## BEGIN Data shown

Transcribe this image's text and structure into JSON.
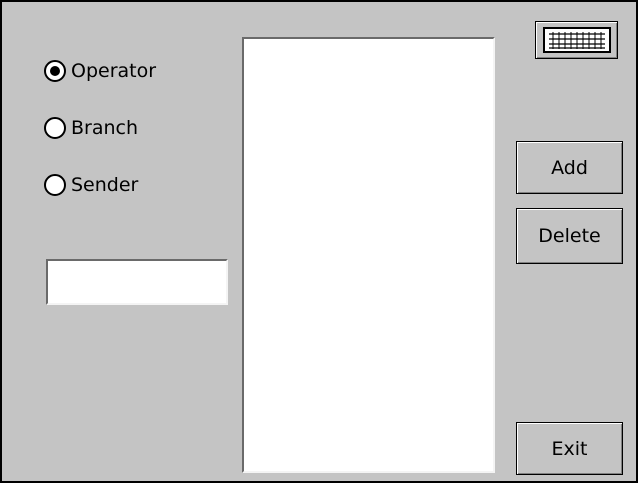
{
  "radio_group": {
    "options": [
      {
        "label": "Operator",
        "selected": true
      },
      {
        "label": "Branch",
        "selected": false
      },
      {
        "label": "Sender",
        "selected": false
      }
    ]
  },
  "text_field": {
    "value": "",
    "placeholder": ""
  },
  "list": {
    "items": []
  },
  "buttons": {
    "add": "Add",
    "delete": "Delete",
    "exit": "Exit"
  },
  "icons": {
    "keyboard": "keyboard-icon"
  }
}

## END Data shown

◆ Work to do ◆
Write out every line above exactly as it is, leaving out the pictures.

◆ Reply ◆
Transcribe this image's text and structure into JSON.
{
  "radio_group": {
    "options": [
      {
        "label": "Operator",
        "selected": true
      },
      {
        "label": "Branch",
        "selected": false
      },
      {
        "label": "Sender",
        "selected": false
      }
    ]
  },
  "text_field": {
    "value": "",
    "placeholder": ""
  },
  "list": {
    "items": []
  },
  "buttons": {
    "add": "Add",
    "delete": "Delete",
    "exit": "Exit"
  },
  "icons": {
    "keyboard": "keyboard-icon"
  }
}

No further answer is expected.